» **DIRECTIONS FOR THIS TASK**
Transcribe each of the records below exactly, excluding all pictures.

· · · ·

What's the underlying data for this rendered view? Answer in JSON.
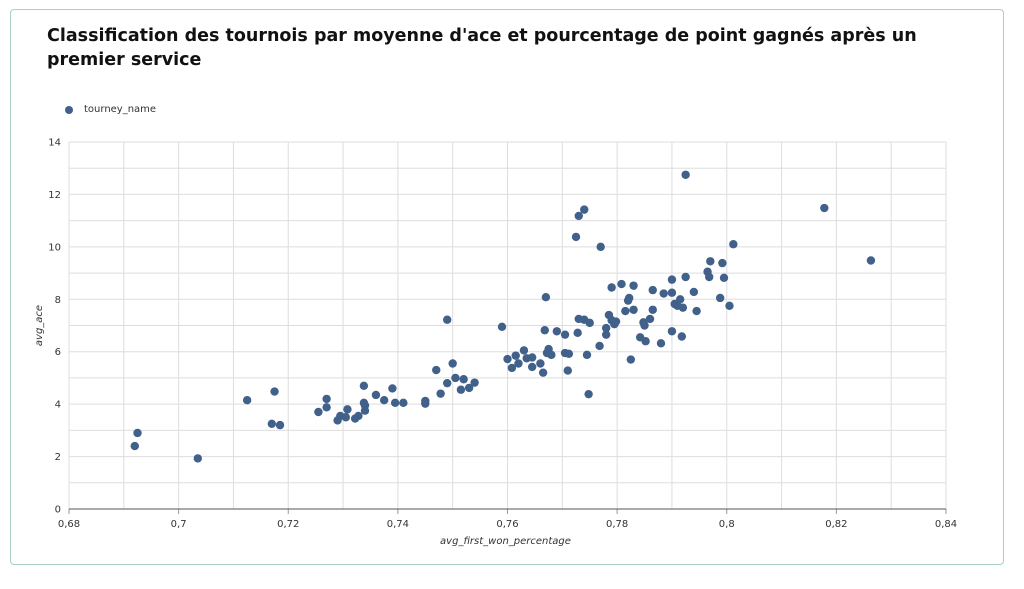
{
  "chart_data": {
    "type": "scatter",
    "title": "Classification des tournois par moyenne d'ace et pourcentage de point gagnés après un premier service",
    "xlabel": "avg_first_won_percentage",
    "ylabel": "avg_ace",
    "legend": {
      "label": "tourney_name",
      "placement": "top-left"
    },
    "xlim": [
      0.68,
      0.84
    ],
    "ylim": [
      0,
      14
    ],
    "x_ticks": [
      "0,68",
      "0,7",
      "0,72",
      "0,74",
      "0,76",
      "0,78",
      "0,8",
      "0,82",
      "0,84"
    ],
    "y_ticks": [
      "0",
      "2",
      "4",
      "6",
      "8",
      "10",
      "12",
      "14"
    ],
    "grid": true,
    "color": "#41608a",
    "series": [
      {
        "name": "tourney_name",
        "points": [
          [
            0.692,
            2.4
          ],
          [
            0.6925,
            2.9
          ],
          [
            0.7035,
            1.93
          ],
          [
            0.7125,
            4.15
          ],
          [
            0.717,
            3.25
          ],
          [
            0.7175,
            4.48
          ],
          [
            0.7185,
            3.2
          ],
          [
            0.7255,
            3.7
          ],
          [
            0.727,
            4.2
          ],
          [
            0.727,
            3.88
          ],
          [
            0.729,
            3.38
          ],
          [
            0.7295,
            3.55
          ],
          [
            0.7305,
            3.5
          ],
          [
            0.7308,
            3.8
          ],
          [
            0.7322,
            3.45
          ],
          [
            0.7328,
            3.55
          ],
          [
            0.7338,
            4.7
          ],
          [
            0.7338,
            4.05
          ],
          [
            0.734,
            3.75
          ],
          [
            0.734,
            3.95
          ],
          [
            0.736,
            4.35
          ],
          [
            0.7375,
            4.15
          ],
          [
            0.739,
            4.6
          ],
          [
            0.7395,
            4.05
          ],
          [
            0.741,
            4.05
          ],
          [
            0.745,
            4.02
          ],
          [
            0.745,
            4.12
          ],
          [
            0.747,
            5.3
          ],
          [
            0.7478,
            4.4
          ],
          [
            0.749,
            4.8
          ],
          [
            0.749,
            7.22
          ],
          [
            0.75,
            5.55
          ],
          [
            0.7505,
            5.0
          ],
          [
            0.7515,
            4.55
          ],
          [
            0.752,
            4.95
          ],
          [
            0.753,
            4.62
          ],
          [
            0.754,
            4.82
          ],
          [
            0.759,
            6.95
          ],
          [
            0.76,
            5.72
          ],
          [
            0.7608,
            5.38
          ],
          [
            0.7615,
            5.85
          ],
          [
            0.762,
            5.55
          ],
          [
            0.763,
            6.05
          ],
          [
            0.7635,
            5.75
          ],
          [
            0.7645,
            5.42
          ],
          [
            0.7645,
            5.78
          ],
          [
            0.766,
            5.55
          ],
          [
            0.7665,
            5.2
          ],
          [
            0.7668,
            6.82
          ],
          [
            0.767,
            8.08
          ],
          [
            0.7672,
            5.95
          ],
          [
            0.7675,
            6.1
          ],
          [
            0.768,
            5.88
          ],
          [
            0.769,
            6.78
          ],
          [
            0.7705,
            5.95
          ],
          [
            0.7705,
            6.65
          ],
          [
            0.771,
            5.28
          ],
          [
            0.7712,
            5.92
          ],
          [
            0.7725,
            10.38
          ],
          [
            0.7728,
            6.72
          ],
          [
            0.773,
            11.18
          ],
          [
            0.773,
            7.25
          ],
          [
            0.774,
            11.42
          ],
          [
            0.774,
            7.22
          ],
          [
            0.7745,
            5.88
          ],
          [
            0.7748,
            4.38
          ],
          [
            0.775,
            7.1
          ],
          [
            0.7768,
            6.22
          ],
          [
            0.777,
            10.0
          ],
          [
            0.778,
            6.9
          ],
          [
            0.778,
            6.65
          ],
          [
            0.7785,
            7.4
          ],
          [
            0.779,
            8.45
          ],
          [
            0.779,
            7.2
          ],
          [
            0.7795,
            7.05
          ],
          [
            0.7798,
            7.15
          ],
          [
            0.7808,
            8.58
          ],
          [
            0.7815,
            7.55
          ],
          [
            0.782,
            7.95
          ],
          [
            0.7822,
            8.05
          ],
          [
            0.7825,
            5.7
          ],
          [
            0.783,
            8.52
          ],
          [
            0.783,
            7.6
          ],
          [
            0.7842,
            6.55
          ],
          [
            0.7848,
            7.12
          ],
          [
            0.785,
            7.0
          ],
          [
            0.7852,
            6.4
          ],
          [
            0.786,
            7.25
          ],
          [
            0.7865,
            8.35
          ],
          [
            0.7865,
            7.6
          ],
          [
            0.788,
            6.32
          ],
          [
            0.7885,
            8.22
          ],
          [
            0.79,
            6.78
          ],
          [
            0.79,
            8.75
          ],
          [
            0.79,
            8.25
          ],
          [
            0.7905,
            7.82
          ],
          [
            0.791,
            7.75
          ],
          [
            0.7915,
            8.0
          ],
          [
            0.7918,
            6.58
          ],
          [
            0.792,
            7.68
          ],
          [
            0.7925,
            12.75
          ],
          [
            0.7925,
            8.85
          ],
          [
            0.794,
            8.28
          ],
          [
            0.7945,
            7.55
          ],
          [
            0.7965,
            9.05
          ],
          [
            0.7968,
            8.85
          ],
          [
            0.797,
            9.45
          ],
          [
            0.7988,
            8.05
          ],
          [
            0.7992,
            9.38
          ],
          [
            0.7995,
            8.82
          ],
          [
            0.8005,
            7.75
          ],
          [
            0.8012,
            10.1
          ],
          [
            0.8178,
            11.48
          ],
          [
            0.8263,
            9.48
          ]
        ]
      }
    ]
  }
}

· · · ·

» **COMPLETE RESPONSE**
What's the underlying data for this rendered view? Answer in JSON.
{
  "chart_data": {
    "type": "scatter",
    "title": "Classification des tournois par moyenne d'ace et pourcentage de point gagnés après un premier service",
    "xlabel": "avg_first_won_percentage",
    "ylabel": "avg_ace",
    "legend": {
      "label": "tourney_name",
      "placement": "top-left"
    },
    "xlim": [
      0.68,
      0.84
    ],
    "ylim": [
      0,
      14
    ],
    "x_ticks": [
      "0,68",
      "0,7",
      "0,72",
      "0,74",
      "0,76",
      "0,78",
      "0,8",
      "0,82",
      "0,84"
    ],
    "y_ticks": [
      "0",
      "2",
      "4",
      "6",
      "8",
      "10",
      "12",
      "14"
    ],
    "grid": true,
    "color": "#41608a",
    "series": [
      {
        "name": "tourney_name",
        "points": [
          [
            0.692,
            2.4
          ],
          [
            0.6925,
            2.9
          ],
          [
            0.7035,
            1.93
          ],
          [
            0.7125,
            4.15
          ],
          [
            0.717,
            3.25
          ],
          [
            0.7175,
            4.48
          ],
          [
            0.7185,
            3.2
          ],
          [
            0.7255,
            3.7
          ],
          [
            0.727,
            4.2
          ],
          [
            0.727,
            3.88
          ],
          [
            0.729,
            3.38
          ],
          [
            0.7295,
            3.55
          ],
          [
            0.7305,
            3.5
          ],
          [
            0.7308,
            3.8
          ],
          [
            0.7322,
            3.45
          ],
          [
            0.7328,
            3.55
          ],
          [
            0.7338,
            4.7
          ],
          [
            0.7338,
            4.05
          ],
          [
            0.734,
            3.75
          ],
          [
            0.734,
            3.95
          ],
          [
            0.736,
            4.35
          ],
          [
            0.7375,
            4.15
          ],
          [
            0.739,
            4.6
          ],
          [
            0.7395,
            4.05
          ],
          [
            0.741,
            4.05
          ],
          [
            0.745,
            4.02
          ],
          [
            0.745,
            4.12
          ],
          [
            0.747,
            5.3
          ],
          [
            0.7478,
            4.4
          ],
          [
            0.749,
            4.8
          ],
          [
            0.749,
            7.22
          ],
          [
            0.75,
            5.55
          ],
          [
            0.7505,
            5.0
          ],
          [
            0.7515,
            4.55
          ],
          [
            0.752,
            4.95
          ],
          [
            0.753,
            4.62
          ],
          [
            0.754,
            4.82
          ],
          [
            0.759,
            6.95
          ],
          [
            0.76,
            5.72
          ],
          [
            0.7608,
            5.38
          ],
          [
            0.7615,
            5.85
          ],
          [
            0.762,
            5.55
          ],
          [
            0.763,
            6.05
          ],
          [
            0.7635,
            5.75
          ],
          [
            0.7645,
            5.42
          ],
          [
            0.7645,
            5.78
          ],
          [
            0.766,
            5.55
          ],
          [
            0.7665,
            5.2
          ],
          [
            0.7668,
            6.82
          ],
          [
            0.767,
            8.08
          ],
          [
            0.7672,
            5.95
          ],
          [
            0.7675,
            6.1
          ],
          [
            0.768,
            5.88
          ],
          [
            0.769,
            6.78
          ],
          [
            0.7705,
            5.95
          ],
          [
            0.7705,
            6.65
          ],
          [
            0.771,
            5.28
          ],
          [
            0.7712,
            5.92
          ],
          [
            0.7725,
            10.38
          ],
          [
            0.7728,
            6.72
          ],
          [
            0.773,
            11.18
          ],
          [
            0.773,
            7.25
          ],
          [
            0.774,
            11.42
          ],
          [
            0.774,
            7.22
          ],
          [
            0.7745,
            5.88
          ],
          [
            0.7748,
            4.38
          ],
          [
            0.775,
            7.1
          ],
          [
            0.7768,
            6.22
          ],
          [
            0.777,
            10.0
          ],
          [
            0.778,
            6.9
          ],
          [
            0.778,
            6.65
          ],
          [
            0.7785,
            7.4
          ],
          [
            0.779,
            8.45
          ],
          [
            0.779,
            7.2
          ],
          [
            0.7795,
            7.05
          ],
          [
            0.7798,
            7.15
          ],
          [
            0.7808,
            8.58
          ],
          [
            0.7815,
            7.55
          ],
          [
            0.782,
            7.95
          ],
          [
            0.7822,
            8.05
          ],
          [
            0.7825,
            5.7
          ],
          [
            0.783,
            8.52
          ],
          [
            0.783,
            7.6
          ],
          [
            0.7842,
            6.55
          ],
          [
            0.7848,
            7.12
          ],
          [
            0.785,
            7.0
          ],
          [
            0.7852,
            6.4
          ],
          [
            0.786,
            7.25
          ],
          [
            0.7865,
            8.35
          ],
          [
            0.7865,
            7.6
          ],
          [
            0.788,
            6.32
          ],
          [
            0.7885,
            8.22
          ],
          [
            0.79,
            6.78
          ],
          [
            0.79,
            8.75
          ],
          [
            0.79,
            8.25
          ],
          [
            0.7905,
            7.82
          ],
          [
            0.791,
            7.75
          ],
          [
            0.7915,
            8.0
          ],
          [
            0.7918,
            6.58
          ],
          [
            0.792,
            7.68
          ],
          [
            0.7925,
            12.75
          ],
          [
            0.7925,
            8.85
          ],
          [
            0.794,
            8.28
          ],
          [
            0.7945,
            7.55
          ],
          [
            0.7965,
            9.05
          ],
          [
            0.7968,
            8.85
          ],
          [
            0.797,
            9.45
          ],
          [
            0.7988,
            8.05
          ],
          [
            0.7992,
            9.38
          ],
          [
            0.7995,
            8.82
          ],
          [
            0.8005,
            7.75
          ],
          [
            0.8012,
            10.1
          ],
          [
            0.8178,
            11.48
          ],
          [
            0.8263,
            9.48
          ]
        ]
      }
    ]
  }
}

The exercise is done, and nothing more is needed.